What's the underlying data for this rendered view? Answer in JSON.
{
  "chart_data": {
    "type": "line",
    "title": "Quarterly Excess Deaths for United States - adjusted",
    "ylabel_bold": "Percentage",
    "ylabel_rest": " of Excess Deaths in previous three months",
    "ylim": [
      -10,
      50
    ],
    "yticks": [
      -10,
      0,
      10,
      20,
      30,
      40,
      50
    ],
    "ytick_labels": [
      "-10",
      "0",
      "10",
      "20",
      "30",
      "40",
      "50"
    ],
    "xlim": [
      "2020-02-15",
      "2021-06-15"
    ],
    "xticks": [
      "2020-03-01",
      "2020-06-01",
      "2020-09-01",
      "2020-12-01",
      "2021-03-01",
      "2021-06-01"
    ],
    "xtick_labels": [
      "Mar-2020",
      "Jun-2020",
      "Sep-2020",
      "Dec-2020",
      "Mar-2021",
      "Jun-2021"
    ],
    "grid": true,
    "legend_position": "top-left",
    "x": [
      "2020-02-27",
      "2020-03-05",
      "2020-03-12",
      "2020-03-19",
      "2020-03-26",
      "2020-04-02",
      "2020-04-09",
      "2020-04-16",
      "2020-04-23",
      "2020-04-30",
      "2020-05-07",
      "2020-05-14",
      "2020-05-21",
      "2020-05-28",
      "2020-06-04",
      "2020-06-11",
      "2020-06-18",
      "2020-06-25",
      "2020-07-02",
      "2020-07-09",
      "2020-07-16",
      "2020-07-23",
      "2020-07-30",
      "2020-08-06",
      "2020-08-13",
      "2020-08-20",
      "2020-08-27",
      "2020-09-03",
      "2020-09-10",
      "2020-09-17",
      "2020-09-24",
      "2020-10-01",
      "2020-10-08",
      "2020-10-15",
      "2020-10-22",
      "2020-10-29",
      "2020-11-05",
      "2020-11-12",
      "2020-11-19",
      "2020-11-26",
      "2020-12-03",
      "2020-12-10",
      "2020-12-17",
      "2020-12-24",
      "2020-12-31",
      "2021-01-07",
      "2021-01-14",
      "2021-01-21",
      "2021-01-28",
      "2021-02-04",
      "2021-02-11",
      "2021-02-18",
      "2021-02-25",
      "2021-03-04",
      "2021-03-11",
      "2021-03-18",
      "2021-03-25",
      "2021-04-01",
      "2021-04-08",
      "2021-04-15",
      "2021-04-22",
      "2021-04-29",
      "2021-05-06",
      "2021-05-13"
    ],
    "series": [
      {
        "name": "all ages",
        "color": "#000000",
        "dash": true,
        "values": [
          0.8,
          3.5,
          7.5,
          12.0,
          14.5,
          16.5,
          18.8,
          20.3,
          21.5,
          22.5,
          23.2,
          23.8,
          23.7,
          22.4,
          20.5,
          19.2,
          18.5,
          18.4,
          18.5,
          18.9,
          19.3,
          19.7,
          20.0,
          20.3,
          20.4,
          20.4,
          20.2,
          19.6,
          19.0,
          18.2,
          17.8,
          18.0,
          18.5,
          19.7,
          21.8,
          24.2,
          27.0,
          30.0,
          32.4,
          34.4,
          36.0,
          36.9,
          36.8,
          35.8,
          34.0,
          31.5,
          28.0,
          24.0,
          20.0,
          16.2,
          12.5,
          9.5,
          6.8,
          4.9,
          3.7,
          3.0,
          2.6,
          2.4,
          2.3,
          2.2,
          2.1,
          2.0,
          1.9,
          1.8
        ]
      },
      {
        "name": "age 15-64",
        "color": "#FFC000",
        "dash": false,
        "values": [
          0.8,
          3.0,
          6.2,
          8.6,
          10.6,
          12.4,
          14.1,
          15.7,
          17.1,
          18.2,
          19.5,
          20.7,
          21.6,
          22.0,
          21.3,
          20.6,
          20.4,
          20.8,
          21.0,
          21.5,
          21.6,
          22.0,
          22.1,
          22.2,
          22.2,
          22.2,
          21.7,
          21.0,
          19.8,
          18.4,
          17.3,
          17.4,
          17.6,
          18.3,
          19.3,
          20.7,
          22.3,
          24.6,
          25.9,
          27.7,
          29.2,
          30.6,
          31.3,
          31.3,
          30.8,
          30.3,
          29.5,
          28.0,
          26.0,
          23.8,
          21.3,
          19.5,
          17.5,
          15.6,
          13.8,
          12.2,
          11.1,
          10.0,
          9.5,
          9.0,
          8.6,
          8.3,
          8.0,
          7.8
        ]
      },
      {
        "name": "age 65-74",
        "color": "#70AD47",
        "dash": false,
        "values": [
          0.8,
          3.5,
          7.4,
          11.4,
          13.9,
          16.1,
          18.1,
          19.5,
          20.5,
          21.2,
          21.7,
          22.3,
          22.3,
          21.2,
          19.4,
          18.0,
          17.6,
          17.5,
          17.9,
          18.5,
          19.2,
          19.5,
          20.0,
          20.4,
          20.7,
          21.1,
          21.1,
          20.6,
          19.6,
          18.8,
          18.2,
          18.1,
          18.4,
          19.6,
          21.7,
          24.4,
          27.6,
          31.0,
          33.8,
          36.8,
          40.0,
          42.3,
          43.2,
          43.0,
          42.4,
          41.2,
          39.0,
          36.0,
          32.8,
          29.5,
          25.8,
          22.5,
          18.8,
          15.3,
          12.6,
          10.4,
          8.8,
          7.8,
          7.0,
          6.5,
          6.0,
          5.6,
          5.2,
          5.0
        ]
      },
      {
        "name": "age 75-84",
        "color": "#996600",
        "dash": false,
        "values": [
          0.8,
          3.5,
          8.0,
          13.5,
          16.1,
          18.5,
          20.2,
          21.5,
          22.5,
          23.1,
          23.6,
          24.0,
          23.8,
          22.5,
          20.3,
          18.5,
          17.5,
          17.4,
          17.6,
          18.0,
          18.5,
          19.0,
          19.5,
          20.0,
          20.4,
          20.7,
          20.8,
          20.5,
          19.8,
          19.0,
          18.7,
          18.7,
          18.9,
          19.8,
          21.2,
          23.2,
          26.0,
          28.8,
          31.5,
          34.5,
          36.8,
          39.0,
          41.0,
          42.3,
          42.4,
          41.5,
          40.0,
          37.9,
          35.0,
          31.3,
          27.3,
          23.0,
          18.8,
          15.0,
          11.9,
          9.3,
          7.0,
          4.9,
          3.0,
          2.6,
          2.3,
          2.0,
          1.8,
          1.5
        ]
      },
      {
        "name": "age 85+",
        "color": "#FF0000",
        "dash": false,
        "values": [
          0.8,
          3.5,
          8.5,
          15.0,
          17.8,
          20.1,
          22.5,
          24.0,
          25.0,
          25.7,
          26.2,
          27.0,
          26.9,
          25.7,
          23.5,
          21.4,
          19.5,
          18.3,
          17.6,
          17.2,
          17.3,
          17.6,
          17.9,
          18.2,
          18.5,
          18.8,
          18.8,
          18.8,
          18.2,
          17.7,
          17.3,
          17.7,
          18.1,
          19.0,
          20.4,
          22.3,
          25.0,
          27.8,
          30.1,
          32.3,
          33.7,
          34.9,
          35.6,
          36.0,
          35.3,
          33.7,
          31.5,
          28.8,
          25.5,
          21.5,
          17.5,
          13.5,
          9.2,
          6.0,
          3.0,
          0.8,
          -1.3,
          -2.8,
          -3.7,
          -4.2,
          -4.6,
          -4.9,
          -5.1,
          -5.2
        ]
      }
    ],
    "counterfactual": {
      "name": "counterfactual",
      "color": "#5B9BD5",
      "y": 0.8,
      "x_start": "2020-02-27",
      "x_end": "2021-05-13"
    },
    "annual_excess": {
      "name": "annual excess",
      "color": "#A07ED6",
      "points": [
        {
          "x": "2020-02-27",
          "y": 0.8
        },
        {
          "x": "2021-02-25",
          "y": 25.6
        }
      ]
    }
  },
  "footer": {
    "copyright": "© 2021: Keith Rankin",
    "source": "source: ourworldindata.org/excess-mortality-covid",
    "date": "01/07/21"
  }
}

★ ★ ★ ★ ★

• GIVEN REQUEST: Tell how many lines of the data above hold the string "counterfactual". Give only the number.

• SOLUTION: 2